Stated problem: Print the listing as it stands, omitting all images.

Extracted entries:
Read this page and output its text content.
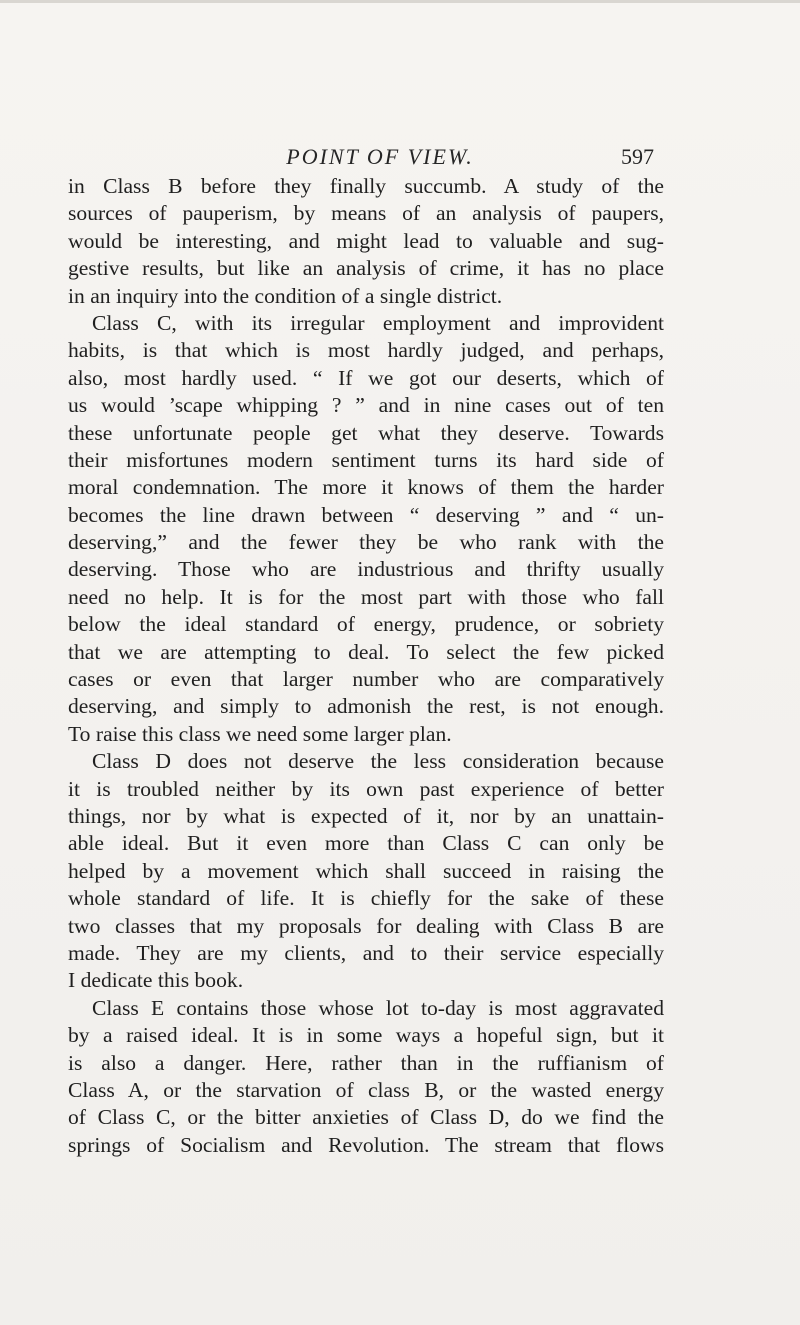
POINT OF VIEW.	597
in Class B before they finally succumb. A study of the
sources of pauperism, by means of an analysis of paupers,
would be interesting, and might lead to valuable and sug-
gestive results, but like an analysis of crime, it has no place
in an inquiry into the condition of a single district.
Class C, with its irregular employment and improvident
habits, is that which is most hardly judged, and perhaps,
also, most hardly used. “ If we got our deserts, which of
us would ’scape whipping ? ” and in nine cases out of ten
these unfortunate people get what they deserve. Towards
their misfortunes modern sentiment turns its hard side of
moral condemnation. The more it knows of them the harder
becomes the line drawn between “ deserving ” and “ un-
deserving,” and the fewer they be who rank with the
deserving. Those who are industrious and thrifty usually
need no help. It is for the most part with those who fall
below the ideal standard of energy, prudence, or sobriety
that we are attempting to deal. To select the few picked
cases or even that larger number who are comparatively
deserving, and simply to admonish the rest, is not enough.
To raise this class we need some larger plan.
Class D does not deserve the less consideration because
it is troubled neither by its own past experience of better
things, nor by what is expected of it, nor by an unattain-
able ideal. But it even more than Class C can only be
helped by a movement which shall succeed in raising the
whole standard of life. It is chiefly for the sake of these
two classes that my proposals for dealing with Class B are
made. They are my clients, and to their service especially
I dedicate this book.
Class E contains those whose lot to-day is most aggravated
by a raised ideal. It is in some ways a hopeful sign, but it
is also a danger. Here, rather than in the ruffianism of
Class A, or the starvation of class B, or the wasted energy
of Class C, or the bitter anxieties of Class D, do we find the
springs of Socialism and Revolution. The stream that flows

Task output:
Read this page and output its text content.
POINT OF VIEW.	597
in Class B before they finally succumb. A study of the
sources of pauperism, by means of an analysis of paupers,
would be interesting, and might lead to valuable and sug-
gestive results, but like an analysis of crime, it has no place
in an inquiry into the condition of a single district.
Class C, with its irregular employment and improvident
habits, is that which is most hardly judged, and perhaps,
also, most hardly used. “ If we got our deserts, which of
us would ’scape whipping ? ” and in nine cases out of ten
these unfortunate people get what they deserve. Towards
their misfortunes modern sentiment turns its hard side of
moral condemnation. The more it knows of them the harder
becomes the line drawn between “ deserving ” and “ un-
deserving,” and the fewer they be who rank with the
deserving. Those who are industrious and thrifty usually
need no help. It is for the most part with those who fall
below the ideal standard of energy, prudence, or sobriety
that we are attempting to deal. To select the few picked
cases or even that larger number who are comparatively
deserving, and simply to admonish the rest, is not enough.
To raise this class we need some larger plan.
Class D does not deserve the less consideration because
it is troubled neither by its own past experience of better
things, nor by what is expected of it, nor by an unattain-
able ideal. But it even more than Class C can only be
helped by a movement which shall succeed in raising the
whole standard of life. It is chiefly for the sake of these
two classes that my proposals for dealing with Class B are
made. They are my clients, and to their service especially
I dedicate this book.
Class E contains those whose lot to-day is most aggravated
by a raised ideal. It is in some ways a hopeful sign, but it
is also a danger. Here, rather than in the ruffianism of
Class A, or the starvation of class B, or the wasted energy
of Class C, or the bitter anxieties of Class D, do we find the
springs of Socialism and Revolution. The stream that flows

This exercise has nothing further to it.